• [TO BE DONE] Copy out each line of the material below that holds the string "Time".

Dataset entries on figures
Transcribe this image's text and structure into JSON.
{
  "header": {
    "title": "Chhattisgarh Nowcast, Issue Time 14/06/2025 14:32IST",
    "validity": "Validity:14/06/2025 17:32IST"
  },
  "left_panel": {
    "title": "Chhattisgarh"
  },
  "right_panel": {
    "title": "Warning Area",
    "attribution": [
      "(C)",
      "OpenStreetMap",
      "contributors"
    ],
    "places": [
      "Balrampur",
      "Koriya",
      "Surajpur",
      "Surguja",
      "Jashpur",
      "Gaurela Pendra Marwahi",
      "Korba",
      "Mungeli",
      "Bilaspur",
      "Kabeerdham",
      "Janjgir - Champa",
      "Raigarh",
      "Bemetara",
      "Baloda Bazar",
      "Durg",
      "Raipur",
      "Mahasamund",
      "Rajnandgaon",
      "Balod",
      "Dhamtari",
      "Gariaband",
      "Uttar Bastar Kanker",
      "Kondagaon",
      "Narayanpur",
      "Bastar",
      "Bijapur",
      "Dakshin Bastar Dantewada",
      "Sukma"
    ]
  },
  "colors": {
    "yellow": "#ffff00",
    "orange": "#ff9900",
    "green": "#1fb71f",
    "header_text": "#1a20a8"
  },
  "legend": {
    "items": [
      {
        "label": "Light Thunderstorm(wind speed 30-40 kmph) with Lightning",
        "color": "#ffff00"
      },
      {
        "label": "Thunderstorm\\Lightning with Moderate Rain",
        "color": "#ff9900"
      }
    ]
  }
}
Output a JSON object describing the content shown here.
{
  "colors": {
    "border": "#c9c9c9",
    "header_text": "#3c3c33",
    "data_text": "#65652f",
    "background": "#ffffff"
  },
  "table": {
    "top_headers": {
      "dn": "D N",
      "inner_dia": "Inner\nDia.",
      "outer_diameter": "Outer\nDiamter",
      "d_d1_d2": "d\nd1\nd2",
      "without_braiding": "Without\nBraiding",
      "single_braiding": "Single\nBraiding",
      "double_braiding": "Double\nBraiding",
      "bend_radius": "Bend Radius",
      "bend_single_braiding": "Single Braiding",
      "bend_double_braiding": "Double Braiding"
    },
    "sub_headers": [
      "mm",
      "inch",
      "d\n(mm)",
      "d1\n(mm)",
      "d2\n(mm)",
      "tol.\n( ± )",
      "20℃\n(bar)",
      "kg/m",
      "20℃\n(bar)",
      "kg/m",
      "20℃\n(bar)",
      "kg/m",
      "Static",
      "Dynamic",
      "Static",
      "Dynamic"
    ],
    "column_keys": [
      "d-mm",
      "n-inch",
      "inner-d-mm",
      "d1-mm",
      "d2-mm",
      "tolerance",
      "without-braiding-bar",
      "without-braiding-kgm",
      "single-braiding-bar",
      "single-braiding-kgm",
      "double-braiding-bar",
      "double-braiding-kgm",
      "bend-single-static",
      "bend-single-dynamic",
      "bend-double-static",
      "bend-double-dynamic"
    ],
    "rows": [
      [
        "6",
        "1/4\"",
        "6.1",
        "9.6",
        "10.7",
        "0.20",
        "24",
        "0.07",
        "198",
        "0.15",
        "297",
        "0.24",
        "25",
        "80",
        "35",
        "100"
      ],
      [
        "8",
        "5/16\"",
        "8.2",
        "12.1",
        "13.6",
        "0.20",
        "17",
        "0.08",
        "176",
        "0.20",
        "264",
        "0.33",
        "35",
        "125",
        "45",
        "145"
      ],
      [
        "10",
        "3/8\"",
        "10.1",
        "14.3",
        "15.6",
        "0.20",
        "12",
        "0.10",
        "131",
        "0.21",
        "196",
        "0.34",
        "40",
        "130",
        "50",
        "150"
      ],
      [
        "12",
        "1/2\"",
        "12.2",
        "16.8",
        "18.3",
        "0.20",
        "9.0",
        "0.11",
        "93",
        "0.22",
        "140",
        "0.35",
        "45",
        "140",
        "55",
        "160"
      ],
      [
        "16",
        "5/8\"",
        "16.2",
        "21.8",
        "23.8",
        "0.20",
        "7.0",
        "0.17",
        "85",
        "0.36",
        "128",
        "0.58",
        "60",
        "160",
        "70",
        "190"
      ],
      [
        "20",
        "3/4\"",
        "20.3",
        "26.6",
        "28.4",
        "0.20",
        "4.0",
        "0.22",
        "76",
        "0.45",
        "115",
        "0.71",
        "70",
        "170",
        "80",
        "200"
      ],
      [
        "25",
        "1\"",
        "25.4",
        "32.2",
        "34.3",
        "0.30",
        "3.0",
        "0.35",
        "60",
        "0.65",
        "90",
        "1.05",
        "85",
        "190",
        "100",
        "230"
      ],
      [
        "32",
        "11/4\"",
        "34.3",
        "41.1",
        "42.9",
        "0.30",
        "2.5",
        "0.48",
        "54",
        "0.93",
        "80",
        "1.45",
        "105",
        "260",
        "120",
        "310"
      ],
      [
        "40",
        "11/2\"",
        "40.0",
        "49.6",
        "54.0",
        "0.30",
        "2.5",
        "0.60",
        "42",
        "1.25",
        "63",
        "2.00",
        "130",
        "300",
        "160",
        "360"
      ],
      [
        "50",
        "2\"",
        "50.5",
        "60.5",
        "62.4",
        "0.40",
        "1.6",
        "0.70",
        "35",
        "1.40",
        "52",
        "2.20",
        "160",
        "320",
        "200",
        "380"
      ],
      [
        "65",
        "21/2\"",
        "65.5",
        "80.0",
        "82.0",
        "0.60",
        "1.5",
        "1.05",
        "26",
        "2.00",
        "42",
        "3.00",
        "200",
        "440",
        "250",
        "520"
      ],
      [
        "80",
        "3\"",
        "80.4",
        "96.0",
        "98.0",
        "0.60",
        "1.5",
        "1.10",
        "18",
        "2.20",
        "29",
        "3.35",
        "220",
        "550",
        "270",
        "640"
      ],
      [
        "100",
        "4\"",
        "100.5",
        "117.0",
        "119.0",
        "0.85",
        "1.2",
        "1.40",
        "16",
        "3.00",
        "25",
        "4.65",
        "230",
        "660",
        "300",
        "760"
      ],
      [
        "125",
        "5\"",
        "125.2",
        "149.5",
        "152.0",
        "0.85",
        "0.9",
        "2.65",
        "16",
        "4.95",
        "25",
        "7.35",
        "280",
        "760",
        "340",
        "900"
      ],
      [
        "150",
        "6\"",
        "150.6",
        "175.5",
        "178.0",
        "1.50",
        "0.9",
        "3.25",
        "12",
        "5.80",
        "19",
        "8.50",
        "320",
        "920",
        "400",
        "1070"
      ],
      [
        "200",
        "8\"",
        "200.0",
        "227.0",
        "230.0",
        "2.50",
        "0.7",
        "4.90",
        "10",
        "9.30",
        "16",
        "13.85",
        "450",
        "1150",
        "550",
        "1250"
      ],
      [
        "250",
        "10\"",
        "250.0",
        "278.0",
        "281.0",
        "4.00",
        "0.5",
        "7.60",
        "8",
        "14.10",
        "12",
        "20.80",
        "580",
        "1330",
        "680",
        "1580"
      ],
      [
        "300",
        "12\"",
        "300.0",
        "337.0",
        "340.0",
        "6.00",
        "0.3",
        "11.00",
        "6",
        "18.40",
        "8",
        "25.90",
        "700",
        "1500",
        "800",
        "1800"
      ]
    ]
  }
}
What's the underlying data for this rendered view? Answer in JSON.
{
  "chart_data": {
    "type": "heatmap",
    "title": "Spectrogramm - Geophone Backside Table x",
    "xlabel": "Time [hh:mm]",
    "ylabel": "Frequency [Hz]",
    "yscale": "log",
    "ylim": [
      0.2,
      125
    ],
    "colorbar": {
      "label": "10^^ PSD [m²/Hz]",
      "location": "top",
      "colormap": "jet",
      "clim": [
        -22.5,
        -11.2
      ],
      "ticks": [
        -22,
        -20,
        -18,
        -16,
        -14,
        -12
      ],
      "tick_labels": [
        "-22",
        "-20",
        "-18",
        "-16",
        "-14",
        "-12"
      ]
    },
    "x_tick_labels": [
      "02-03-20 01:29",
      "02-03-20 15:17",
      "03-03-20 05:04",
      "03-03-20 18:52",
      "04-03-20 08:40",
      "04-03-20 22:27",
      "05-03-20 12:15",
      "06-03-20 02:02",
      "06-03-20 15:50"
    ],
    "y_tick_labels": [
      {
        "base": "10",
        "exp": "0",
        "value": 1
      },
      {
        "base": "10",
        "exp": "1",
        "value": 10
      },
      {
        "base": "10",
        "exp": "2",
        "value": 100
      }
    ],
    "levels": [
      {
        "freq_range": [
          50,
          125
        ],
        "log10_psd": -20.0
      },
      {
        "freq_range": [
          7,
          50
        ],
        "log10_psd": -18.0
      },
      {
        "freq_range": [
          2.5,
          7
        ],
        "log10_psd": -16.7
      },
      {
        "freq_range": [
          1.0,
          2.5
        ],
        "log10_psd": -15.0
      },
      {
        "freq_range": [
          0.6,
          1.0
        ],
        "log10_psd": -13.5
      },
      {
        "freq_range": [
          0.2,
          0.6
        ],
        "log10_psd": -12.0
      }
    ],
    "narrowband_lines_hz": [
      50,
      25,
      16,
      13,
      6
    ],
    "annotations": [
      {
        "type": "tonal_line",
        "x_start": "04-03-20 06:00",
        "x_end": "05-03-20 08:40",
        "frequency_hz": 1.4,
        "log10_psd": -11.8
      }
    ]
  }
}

• [EXERCISE ANSWER]
    "title": "Chhattisgarh Nowcast, Issue Time 14/06/2025 14:32IST",
    "xlabel": "Time [hh:mm]",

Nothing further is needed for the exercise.